[Document page records]
===

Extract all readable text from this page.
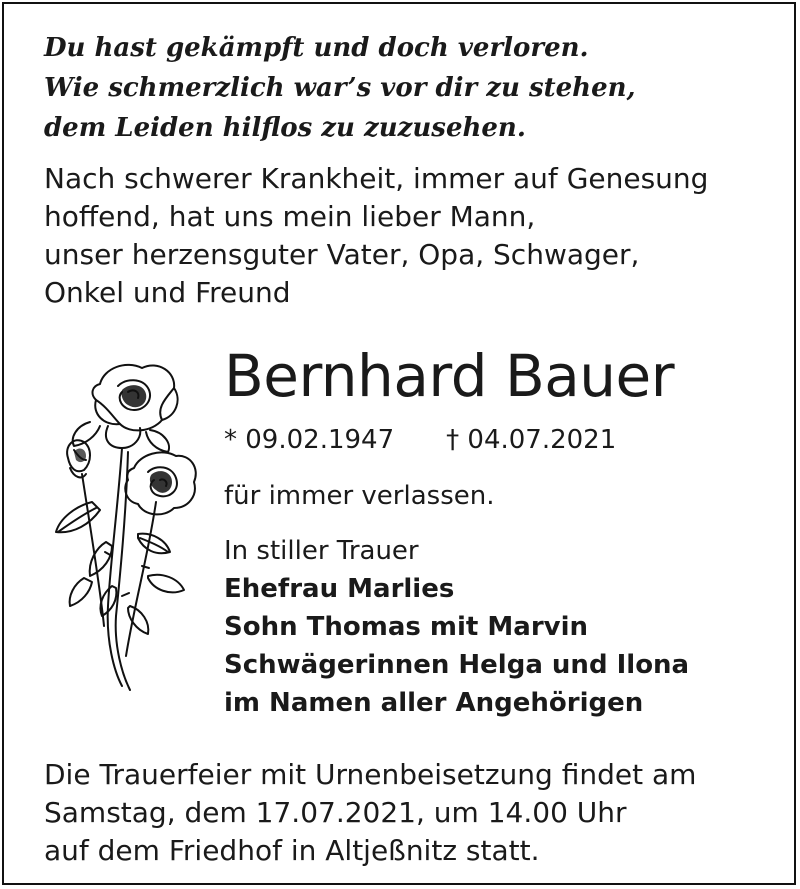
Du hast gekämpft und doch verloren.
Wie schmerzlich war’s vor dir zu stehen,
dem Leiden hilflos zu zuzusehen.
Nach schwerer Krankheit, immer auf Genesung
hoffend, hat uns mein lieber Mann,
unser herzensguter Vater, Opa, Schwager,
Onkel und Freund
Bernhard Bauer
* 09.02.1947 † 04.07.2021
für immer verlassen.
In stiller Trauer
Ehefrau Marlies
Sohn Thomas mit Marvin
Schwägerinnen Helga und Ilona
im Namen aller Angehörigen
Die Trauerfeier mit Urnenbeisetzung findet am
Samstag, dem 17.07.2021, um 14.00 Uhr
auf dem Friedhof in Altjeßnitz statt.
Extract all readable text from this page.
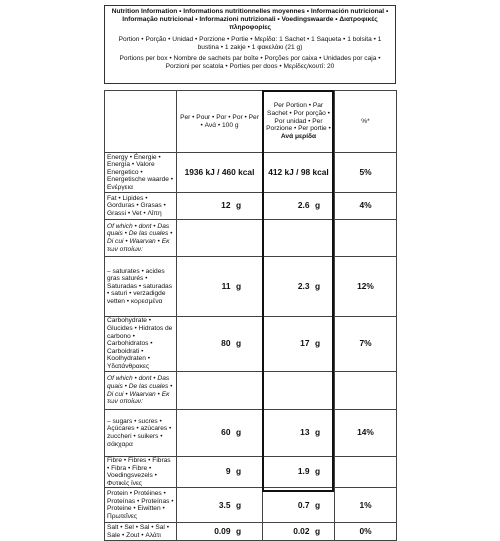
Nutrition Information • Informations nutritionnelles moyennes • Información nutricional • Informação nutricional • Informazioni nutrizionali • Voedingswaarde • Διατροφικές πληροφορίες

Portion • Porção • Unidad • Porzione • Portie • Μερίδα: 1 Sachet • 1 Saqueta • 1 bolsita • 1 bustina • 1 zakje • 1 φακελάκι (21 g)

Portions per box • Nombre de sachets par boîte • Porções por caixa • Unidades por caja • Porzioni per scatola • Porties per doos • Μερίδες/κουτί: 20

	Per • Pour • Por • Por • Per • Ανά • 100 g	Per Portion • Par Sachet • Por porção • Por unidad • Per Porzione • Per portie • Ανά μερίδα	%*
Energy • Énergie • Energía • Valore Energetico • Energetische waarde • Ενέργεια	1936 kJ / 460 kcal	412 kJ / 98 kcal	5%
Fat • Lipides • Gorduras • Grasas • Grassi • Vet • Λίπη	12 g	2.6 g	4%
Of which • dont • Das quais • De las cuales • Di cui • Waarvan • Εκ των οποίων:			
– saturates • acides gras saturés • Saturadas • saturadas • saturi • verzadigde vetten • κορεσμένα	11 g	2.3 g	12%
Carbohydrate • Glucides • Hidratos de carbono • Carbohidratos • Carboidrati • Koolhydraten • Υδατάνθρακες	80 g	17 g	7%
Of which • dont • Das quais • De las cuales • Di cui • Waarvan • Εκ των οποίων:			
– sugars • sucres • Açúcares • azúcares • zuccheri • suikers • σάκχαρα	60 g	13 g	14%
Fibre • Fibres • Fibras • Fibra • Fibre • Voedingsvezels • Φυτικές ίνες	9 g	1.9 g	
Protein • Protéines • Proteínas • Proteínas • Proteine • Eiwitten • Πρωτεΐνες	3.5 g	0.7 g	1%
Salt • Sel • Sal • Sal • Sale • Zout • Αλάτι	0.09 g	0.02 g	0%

===

### What you will do
In the entries above, count every line containing the word "immer". Write only the total.

### Answer for this exercise
2